____ Dataset
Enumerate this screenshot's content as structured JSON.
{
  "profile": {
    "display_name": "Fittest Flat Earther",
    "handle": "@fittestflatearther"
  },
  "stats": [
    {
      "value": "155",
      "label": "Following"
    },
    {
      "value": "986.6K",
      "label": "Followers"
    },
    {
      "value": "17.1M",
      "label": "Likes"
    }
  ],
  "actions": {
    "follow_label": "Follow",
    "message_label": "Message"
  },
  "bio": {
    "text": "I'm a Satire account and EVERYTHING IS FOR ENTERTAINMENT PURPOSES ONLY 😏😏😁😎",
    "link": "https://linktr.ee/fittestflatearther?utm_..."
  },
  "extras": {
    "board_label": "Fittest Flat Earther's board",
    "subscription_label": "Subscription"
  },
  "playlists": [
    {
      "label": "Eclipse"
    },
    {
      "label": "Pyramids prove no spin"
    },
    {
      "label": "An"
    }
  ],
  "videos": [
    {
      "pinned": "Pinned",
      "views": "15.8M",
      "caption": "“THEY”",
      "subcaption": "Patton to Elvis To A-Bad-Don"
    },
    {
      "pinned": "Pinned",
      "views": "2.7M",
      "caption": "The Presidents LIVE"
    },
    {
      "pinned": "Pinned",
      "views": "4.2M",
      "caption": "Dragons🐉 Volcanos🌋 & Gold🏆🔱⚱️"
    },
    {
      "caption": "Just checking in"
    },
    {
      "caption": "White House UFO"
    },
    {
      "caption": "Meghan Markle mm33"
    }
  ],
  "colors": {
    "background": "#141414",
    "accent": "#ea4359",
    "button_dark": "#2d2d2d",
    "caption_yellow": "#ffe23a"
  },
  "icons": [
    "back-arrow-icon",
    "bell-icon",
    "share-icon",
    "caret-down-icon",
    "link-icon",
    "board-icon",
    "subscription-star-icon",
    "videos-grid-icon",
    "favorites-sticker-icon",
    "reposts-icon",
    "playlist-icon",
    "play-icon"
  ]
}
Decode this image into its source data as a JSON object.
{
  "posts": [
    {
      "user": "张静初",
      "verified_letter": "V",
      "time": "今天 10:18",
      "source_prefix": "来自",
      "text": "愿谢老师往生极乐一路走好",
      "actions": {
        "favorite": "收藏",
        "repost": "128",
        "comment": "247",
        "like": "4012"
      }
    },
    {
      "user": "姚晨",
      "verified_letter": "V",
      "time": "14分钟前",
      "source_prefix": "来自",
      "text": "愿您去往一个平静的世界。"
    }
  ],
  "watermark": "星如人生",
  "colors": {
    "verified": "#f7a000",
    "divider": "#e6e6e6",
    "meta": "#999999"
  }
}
________
--- Exercise requirements ---
What is needed here is an exact reproduction of all the entries.

--- Task answer ---
Enumerate this screenshot's content as structured JSON.
{
  "profile": {
    "display_name": "Fittest Flat Earther",
    "handle": "@fittestflatearther"
  },
  "stats": [
    {
      "value": "155",
      "label": "Following"
    },
    {
      "value": "986.6K",
      "label": "Followers"
    },
    {
      "value": "17.1M",
      "label": "Likes"
    }
  ],
  "actions": {
    "follow_label": "Follow",
    "message_label": "Message"
  },
  "bio": {
    "text": "I'm a Satire account and EVERYTHING IS FOR ENTERTAINMENT PURPOSES ONLY 😏😏😁😎",
    "link": "https://linktr.ee/fittestflatearther?utm_..."
  },
  "extras": {
    "board_label": "Fittest Flat Earther's board",
    "subscription_label": "Subscription"
  },
  "playlists": [
    {
      "label": "Eclipse"
    },
    {
      "label": "Pyramids prove no spin"
    },
    {
      "label": "An"
    }
  ],
  "videos": [
    {
      "pinned": "Pinned",
      "views": "15.8M",
      "caption": "“THEY”",
      "subcaption": "Patton to Elvis To A-Bad-Don"
    },
    {
      "pinned": "Pinned",
      "views": "2.7M",
      "caption": "The Presidents LIVE"
    },
    {
      "pinned": "Pinned",
      "views": "4.2M",
      "caption": "Dragons🐉 Volcanos🌋 & Gold🏆🔱⚱️"
    },
    {
      "caption": "Just checking in"
    },
    {
      "caption": "White House UFO"
    },
    {
      "caption": "Meghan Markle mm33"
    }
  ],
  "colors": {
    "background": "#141414",
    "accent": "#ea4359",
    "button_dark": "#2d2d2d",
    "caption_yellow": "#ffe23a"
  },
  "icons": [
    "back-arrow-icon",
    "bell-icon",
    "share-icon",
    "caret-down-icon",
    "link-icon",
    "board-icon",
    "subscription-star-icon",
    "videos-grid-icon",
    "favorites-sticker-icon",
    "reposts-icon",
    "playlist-icon",
    "play-icon"
  ]
}
Decode this image into its source data as a JSON object.
{
  "posts": [
    {
      "user": "张静初",
      "verified_letter": "V",
      "time": "今天 10:18",
      "source_prefix": "来自",
      "text": "愿谢老师往生极乐一路走好",
      "actions": {
        "favorite": "收藏",
        "repost": "128",
        "comment": "247",
        "like": "4012"
      }
    },
    {
      "user": "姚晨",
      "verified_letter": "V",
      "time": "14分钟前",
      "source_prefix": "来自",
      "text": "愿您去往一个平静的世界。"
    }
  ],
  "watermark": "星如人生",
  "colors": {
    "verified": "#f7a000",
    "divider": "#e6e6e6",
    "meta": "#999999"
  }
}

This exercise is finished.